* [What to do]: Retype the complete listing exactly as it appears.

(Extracted data entries)
+ + +
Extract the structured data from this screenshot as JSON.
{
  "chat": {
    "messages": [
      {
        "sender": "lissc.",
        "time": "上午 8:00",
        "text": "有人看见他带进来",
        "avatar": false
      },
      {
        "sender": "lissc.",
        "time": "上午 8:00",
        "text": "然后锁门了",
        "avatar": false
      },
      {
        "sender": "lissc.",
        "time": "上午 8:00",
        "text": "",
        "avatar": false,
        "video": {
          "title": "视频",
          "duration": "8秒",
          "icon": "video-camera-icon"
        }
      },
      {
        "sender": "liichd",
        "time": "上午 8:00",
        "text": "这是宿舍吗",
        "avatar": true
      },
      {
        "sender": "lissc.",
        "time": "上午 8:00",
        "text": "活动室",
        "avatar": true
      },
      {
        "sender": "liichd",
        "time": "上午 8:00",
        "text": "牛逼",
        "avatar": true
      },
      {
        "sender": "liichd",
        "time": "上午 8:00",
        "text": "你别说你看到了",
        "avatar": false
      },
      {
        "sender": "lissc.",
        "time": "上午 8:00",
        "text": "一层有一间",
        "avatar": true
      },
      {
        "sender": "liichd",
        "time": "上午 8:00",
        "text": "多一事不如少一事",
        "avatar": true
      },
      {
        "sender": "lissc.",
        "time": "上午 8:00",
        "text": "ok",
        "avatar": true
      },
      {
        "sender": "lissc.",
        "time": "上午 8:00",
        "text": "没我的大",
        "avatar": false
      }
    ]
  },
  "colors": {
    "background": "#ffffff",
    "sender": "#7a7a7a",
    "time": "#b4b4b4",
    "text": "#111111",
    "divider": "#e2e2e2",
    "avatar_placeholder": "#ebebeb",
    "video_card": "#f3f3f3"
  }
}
+ + +
* [Response to the task]:
Extract the structured data from this screenshot as JSON.
{
  "chat": {
    "messages": [
      {
        "sender": "lissc.",
        "time": "上午 8:00",
        "text": "有人看见他带进来",
        "avatar": false
      },
      {
        "sender": "lissc.",
        "time": "上午 8:00",
        "text": "然后锁门了",
        "avatar": false
      },
      {
        "sender": "lissc.",
        "time": "上午 8:00",
        "text": "",
        "avatar": false,
        "video": {
          "title": "视频",
          "duration": "8秒",
          "icon": "video-camera-icon"
        }
      },
      {
        "sender": "liichd",
        "time": "上午 8:00",
        "text": "这是宿舍吗",
        "avatar": true
      },
      {
        "sender": "lissc.",
        "time": "上午 8:00",
        "text": "活动室",
        "avatar": true
      },
      {
        "sender": "liichd",
        "time": "上午 8:00",
        "text": "牛逼",
        "avatar": true
      },
      {
        "sender": "liichd",
        "time": "上午 8:00",
        "text": "你别说你看到了",
        "avatar": false
      },
      {
        "sender": "lissc.",
        "time": "上午 8:00",
        "text": "一层有一间",
        "avatar": true
      },
      {
        "sender": "liichd",
        "time": "上午 8:00",
        "text": "多一事不如少一事",
        "avatar": true
      },
      {
        "sender": "lissc.",
        "time": "上午 8:00",
        "text": "ok",
        "avatar": true
      },
      {
        "sender": "lissc.",
        "time": "上午 8:00",
        "text": "没我的大",
        "avatar": false
      }
    ]
  },
  "colors": {
    "background": "#ffffff",
    "sender": "#7a7a7a",
    "time": "#b4b4b4",
    "text": "#111111",
    "divider": "#e2e2e2",
    "avatar_placeholder": "#ebebeb",
    "video_card": "#f3f3f3"
  }
}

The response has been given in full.